### Problem requirements
Give a verbatim quotation of every record.
------------------------------
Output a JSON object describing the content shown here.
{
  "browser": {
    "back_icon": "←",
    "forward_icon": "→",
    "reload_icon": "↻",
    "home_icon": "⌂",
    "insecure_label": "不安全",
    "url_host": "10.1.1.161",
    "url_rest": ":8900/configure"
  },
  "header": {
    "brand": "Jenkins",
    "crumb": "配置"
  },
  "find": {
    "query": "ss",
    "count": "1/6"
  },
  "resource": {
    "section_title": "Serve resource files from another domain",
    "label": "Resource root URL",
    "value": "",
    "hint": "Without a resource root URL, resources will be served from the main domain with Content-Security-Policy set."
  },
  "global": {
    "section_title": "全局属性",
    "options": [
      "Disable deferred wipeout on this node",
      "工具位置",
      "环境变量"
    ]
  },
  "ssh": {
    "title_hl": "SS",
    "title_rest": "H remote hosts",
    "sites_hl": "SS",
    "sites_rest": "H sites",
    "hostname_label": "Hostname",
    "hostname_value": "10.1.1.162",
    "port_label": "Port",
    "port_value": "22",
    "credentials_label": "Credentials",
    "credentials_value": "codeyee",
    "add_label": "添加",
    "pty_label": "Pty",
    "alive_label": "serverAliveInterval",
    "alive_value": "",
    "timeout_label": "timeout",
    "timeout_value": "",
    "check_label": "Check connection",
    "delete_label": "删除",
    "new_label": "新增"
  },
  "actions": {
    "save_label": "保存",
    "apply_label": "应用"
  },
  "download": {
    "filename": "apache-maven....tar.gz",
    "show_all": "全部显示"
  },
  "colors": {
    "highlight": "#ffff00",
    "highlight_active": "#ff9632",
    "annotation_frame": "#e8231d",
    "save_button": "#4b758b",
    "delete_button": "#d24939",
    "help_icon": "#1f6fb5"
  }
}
------------------------------
### Solution to the problem
Output a JSON object describing the content shown here.
{
  "browser": {
    "back_icon": "←",
    "forward_icon": "→",
    "reload_icon": "↻",
    "home_icon": "⌂",
    "insecure_label": "不安全",
    "url_host": "10.1.1.161",
    "url_rest": ":8900/configure"
  },
  "header": {
    "brand": "Jenkins",
    "crumb": "配置"
  },
  "find": {
    "query": "ss",
    "count": "1/6"
  },
  "resource": {
    "section_title": "Serve resource files from another domain",
    "label": "Resource root URL",
    "value": "",
    "hint": "Without a resource root URL, resources will be served from the main domain with Content-Security-Policy set."
  },
  "global": {
    "section_title": "全局属性",
    "options": [
      "Disable deferred wipeout on this node",
      "工具位置",
      "环境变量"
    ]
  },
  "ssh": {
    "title_hl": "SS",
    "title_rest": "H remote hosts",
    "sites_hl": "SS",
    "sites_rest": "H sites",
    "hostname_label": "Hostname",
    "hostname_value": "10.1.1.162",
    "port_label": "Port",
    "port_value": "22",
    "credentials_label": "Credentials",
    "credentials_value": "codeyee",
    "add_label": "添加",
    "pty_label": "Pty",
    "alive_label": "serverAliveInterval",
    "alive_value": "",
    "timeout_label": "timeout",
    "timeout_value": "",
    "check_label": "Check connection",
    "delete_label": "删除",
    "new_label": "新增"
  },
  "actions": {
    "save_label": "保存",
    "apply_label": "应用"
  },
  "download": {
    "filename": "apache-maven....tar.gz",
    "show_all": "全部显示"
  },
  "colors": {
    "highlight": "#ffff00",
    "highlight_active": "#ff9632",
    "annotation_frame": "#e8231d",
    "save_button": "#4b758b",
    "delete_button": "#d24939",
    "help_icon": "#1f6fb5"
  }
}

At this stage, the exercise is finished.